THE TASK
Find the lines of data that contain the string "BITMEX", then list them.

Excerpts from a figure dataset:
<<<<
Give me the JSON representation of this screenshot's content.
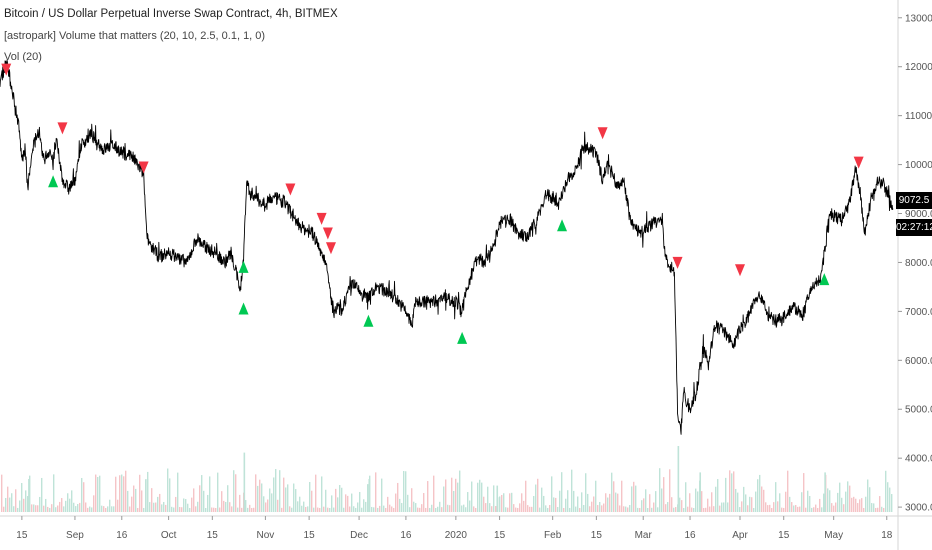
{
  "legend": {
    "title": "Bitcoin / US Dollar Perpetual Inverse Swap Contract, 4h, BITMEX",
    "indicator": "[astropark] Volume that matters (20, 10, 2.5, 0.1, 1, 0)",
    "volume": "Vol (20)"
  },
  "price_badge": "9072.5",
  "countdown_badge": "02:27:12",
  "colors": {
    "background": "#ffffff",
    "price_line": "#000000",
    "signal_up": "#00c853",
    "signal_down": "#f23645",
    "volume_up": "#bfe3d8",
    "volume_down": "#f5c4c7",
    "badge": "#000000"
  },
  "chart_data": {
    "type": "line",
    "symbol": "XBTUSD",
    "exchange": "BITMEX",
    "interval": "4h",
    "y_axis": {
      "ylim": [
        2900,
        13200
      ],
      "ticks": [
        "3000.0",
        "4000.0",
        "5000.0",
        "6000.0",
        "7000.0",
        "8000.0",
        "9000.0",
        "10000.0",
        "11000.0",
        "12000.0",
        "13000.0"
      ]
    },
    "x_axis": {
      "xlim": [
        "2019-08-08",
        "2020-05-20"
      ],
      "ticks": [
        {
          "date": "2019-08-15",
          "label": "15"
        },
        {
          "date": "2019-09-01",
          "label": "Sep"
        },
        {
          "date": "2019-09-16",
          "label": "16"
        },
        {
          "date": "2019-10-01",
          "label": "Oct"
        },
        {
          "date": "2019-10-15",
          "label": "15"
        },
        {
          "date": "2019-11-01",
          "label": "Nov"
        },
        {
          "date": "2019-11-15",
          "label": "15"
        },
        {
          "date": "2019-12-01",
          "label": "Dec"
        },
        {
          "date": "2019-12-16",
          "label": "16"
        },
        {
          "date": "2020-01-01",
          "label": "2020"
        },
        {
          "date": "2020-01-15",
          "label": "15"
        },
        {
          "date": "2020-02-01",
          "label": "Feb"
        },
        {
          "date": "2020-02-15",
          "label": "15"
        },
        {
          "date": "2020-03-01",
          "label": "Mar"
        },
        {
          "date": "2020-03-16",
          "label": "16"
        },
        {
          "date": "2020-04-01",
          "label": "Apr"
        },
        {
          "date": "2020-04-15",
          "label": "15"
        },
        {
          "date": "2020-05-01",
          "label": "May"
        },
        {
          "date": "2020-05-18",
          "label": "18"
        }
      ]
    },
    "price_series": {
      "name": "",
      "points": [
        [
          "2019-08-08",
          11700
        ],
        [
          "2019-08-10",
          12100
        ],
        [
          "2019-08-12",
          11500
        ],
        [
          "2019-08-14",
          10800
        ],
        [
          "2019-08-15",
          10100
        ],
        [
          "2019-08-16",
          10300
        ],
        [
          "2019-08-17",
          9600
        ],
        [
          "2019-08-19",
          10500
        ],
        [
          "2019-08-20",
          10700
        ],
        [
          "2019-08-22",
          10100
        ],
        [
          "2019-08-24",
          10300
        ],
        [
          "2019-08-25",
          10000
        ],
        [
          "2019-08-26",
          10500
        ],
        [
          "2019-08-28",
          9700
        ],
        [
          "2019-08-30",
          9500
        ],
        [
          "2019-09-01",
          9700
        ],
        [
          "2019-09-03",
          10400
        ],
        [
          "2019-09-06",
          10600
        ],
        [
          "2019-09-08",
          10500
        ],
        [
          "2019-09-10",
          10300
        ],
        [
          "2019-09-13",
          10400
        ],
        [
          "2019-09-16",
          10250
        ],
        [
          "2019-09-19",
          10200
        ],
        [
          "2019-09-21",
          10000
        ],
        [
          "2019-09-23",
          9800
        ],
        [
          "2019-09-24",
          8500
        ],
        [
          "2019-09-25",
          8400
        ],
        [
          "2019-09-28",
          8100
        ],
        [
          "2019-10-01",
          8200
        ],
        [
          "2019-10-04",
          8100
        ],
        [
          "2019-10-07",
          8000
        ],
        [
          "2019-10-10",
          8500
        ],
        [
          "2019-10-13",
          8300
        ],
        [
          "2019-10-16",
          8200
        ],
        [
          "2019-10-19",
          8000
        ],
        [
          "2019-10-21",
          8200
        ],
        [
          "2019-10-23",
          7700
        ],
        [
          "2019-10-24",
          7450
        ],
        [
          "2019-10-25",
          8100
        ],
        [
          "2019-10-26",
          9700
        ],
        [
          "2019-10-27",
          9400
        ],
        [
          "2019-10-28",
          9400
        ],
        [
          "2019-10-31",
          9200
        ],
        [
          "2019-11-02",
          9300
        ],
        [
          "2019-11-05",
          9300
        ],
        [
          "2019-11-08",
          9200
        ],
        [
          "2019-11-10",
          8900
        ],
        [
          "2019-11-13",
          8700
        ],
        [
          "2019-11-16",
          8600
        ],
        [
          "2019-11-19",
          8200
        ],
        [
          "2019-11-20",
          8100
        ],
        [
          "2019-11-21",
          7700
        ],
        [
          "2019-11-22",
          7300
        ],
        [
          "2019-11-23",
          6900
        ],
        [
          "2019-11-24",
          7100
        ],
        [
          "2019-11-25",
          7000
        ],
        [
          "2019-11-27",
          7300
        ],
        [
          "2019-11-29",
          7600
        ],
        [
          "2019-12-01",
          7400
        ],
        [
          "2019-12-04",
          7300
        ],
        [
          "2019-12-07",
          7500
        ],
        [
          "2019-12-10",
          7400
        ],
        [
          "2019-12-13",
          7250
        ],
        [
          "2019-12-16",
          7000
        ],
        [
          "2019-12-18",
          6700
        ],
        [
          "2019-12-19",
          7200
        ],
        [
          "2019-12-22",
          7200
        ],
        [
          "2019-12-25",
          7200
        ],
        [
          "2019-12-28",
          7300
        ],
        [
          "2020-01-01",
          7200
        ],
        [
          "2020-01-03",
          7000
        ],
        [
          "2020-01-04",
          7300
        ],
        [
          "2020-01-06",
          7800
        ],
        [
          "2020-01-08",
          8100
        ],
        [
          "2020-01-10",
          8000
        ],
        [
          "2020-01-13",
          8300
        ],
        [
          "2020-01-15",
          8800
        ],
        [
          "2020-01-18",
          8900
        ],
        [
          "2020-01-21",
          8600
        ],
        [
          "2020-01-24",
          8500
        ],
        [
          "2020-01-27",
          8900
        ],
        [
          "2020-01-30",
          9400
        ],
        [
          "2020-02-01",
          9300
        ],
        [
          "2020-02-03",
          9200
        ],
        [
          "2020-02-06",
          9700
        ],
        [
          "2020-02-09",
          10000
        ],
        [
          "2020-02-11",
          10400
        ],
        [
          "2020-02-13",
          10300
        ],
        [
          "2020-02-15",
          10200
        ],
        [
          "2020-02-17",
          9700
        ],
        [
          "2020-02-19",
          10100
        ],
        [
          "2020-02-21",
          9650
        ],
        [
          "2020-02-24",
          9600
        ],
        [
          "2020-02-26",
          8800
        ],
        [
          "2020-02-29",
          8600
        ],
        [
          "2020-03-02",
          8700
        ],
        [
          "2020-03-04",
          8800
        ],
        [
          "2020-03-07",
          8900
        ],
        [
          "2020-03-08",
          8100
        ],
        [
          "2020-03-10",
          7900
        ],
        [
          "2020-03-11",
          7800
        ],
        [
          "2020-03-12",
          5000
        ],
        [
          "2020-03-13",
          4500
        ],
        [
          "2020-03-14",
          5300
        ],
        [
          "2020-03-16",
          5000
        ],
        [
          "2020-03-18",
          5350
        ],
        [
          "2020-03-20",
          6200
        ],
        [
          "2020-03-22",
          6000
        ],
        [
          "2020-03-24",
          6700
        ],
        [
          "2020-03-27",
          6600
        ],
        [
          "2020-03-30",
          6300
        ],
        [
          "2020-04-01",
          6650
        ],
        [
          "2020-04-03",
          6800
        ],
        [
          "2020-04-06",
          7300
        ],
        [
          "2020-04-08",
          7300
        ],
        [
          "2020-04-10",
          6900
        ],
        [
          "2020-04-13",
          6800
        ],
        [
          "2020-04-15",
          6900
        ],
        [
          "2020-04-18",
          7100
        ],
        [
          "2020-04-21",
          6900
        ],
        [
          "2020-04-24",
          7500
        ],
        [
          "2020-04-27",
          7700
        ],
        [
          "2020-04-29",
          8700
        ],
        [
          "2020-04-30",
          9000
        ],
        [
          "2020-05-02",
          8900
        ],
        [
          "2020-05-04",
          8900
        ],
        [
          "2020-05-06",
          9200
        ],
        [
          "2020-05-08",
          9900
        ],
        [
          "2020-05-09",
          9600
        ],
        [
          "2020-05-11",
          8600
        ],
        [
          "2020-05-13",
          9300
        ],
        [
          "2020-05-15",
          9700
        ],
        [
          "2020-05-17",
          9600
        ],
        [
          "2020-05-19",
          9300
        ],
        [
          "2020-05-20",
          9100
        ]
      ]
    },
    "signals": {
      "sell": [
        {
          "date": "2019-08-10",
          "price": 11900
        },
        {
          "date": "2019-08-28",
          "price": 10700
        },
        {
          "date": "2019-09-23",
          "price": 9900
        },
        {
          "date": "2019-11-09",
          "price": 9450
        },
        {
          "date": "2019-11-19",
          "price": 8850
        },
        {
          "date": "2019-11-21",
          "price": 8550
        },
        {
          "date": "2019-11-22",
          "price": 8250
        },
        {
          "date": "2020-02-17",
          "price": 10600
        },
        {
          "date": "2020-03-12",
          "price": 7950
        },
        {
          "date": "2020-04-01",
          "price": 7800
        },
        {
          "date": "2020-05-09",
          "price": 10000
        }
      ],
      "buy": [
        {
          "date": "2019-08-25",
          "price": 9700
        },
        {
          "date": "2019-10-25",
          "price": 7950
        },
        {
          "date": "2019-10-25",
          "price": 7100
        },
        {
          "date": "2019-12-04",
          "price": 6850
        },
        {
          "date": "2020-01-03",
          "price": 6500
        },
        {
          "date": "2020-02-04",
          "price": 8800
        },
        {
          "date": "2020-04-28",
          "price": 7700
        }
      ]
    },
    "volume_spikes": [
      {
        "date": "2019-10-25",
        "height": 0.09
      },
      {
        "date": "2019-12-04",
        "height": 0.05
      },
      {
        "date": "2020-03-12",
        "height": 0.1
      },
      {
        "date": "2020-04-28",
        "height": 0.06
      },
      {
        "date": "2019-09-24",
        "height": 0.05
      },
      {
        "date": "2019-08-17",
        "height": 0.05
      },
      {
        "date": "2020-01-14",
        "height": 0.04
      },
      {
        "date": "2020-03-19",
        "height": 0.06
      }
    ]
  }
}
>>>>
SOLUTION TO THIS PROBLEM
    "title": "Bitcoin / US Dollar Perpetual Inverse Swap Contract, 4h, BITMEX",
    "exchange": "BITMEX",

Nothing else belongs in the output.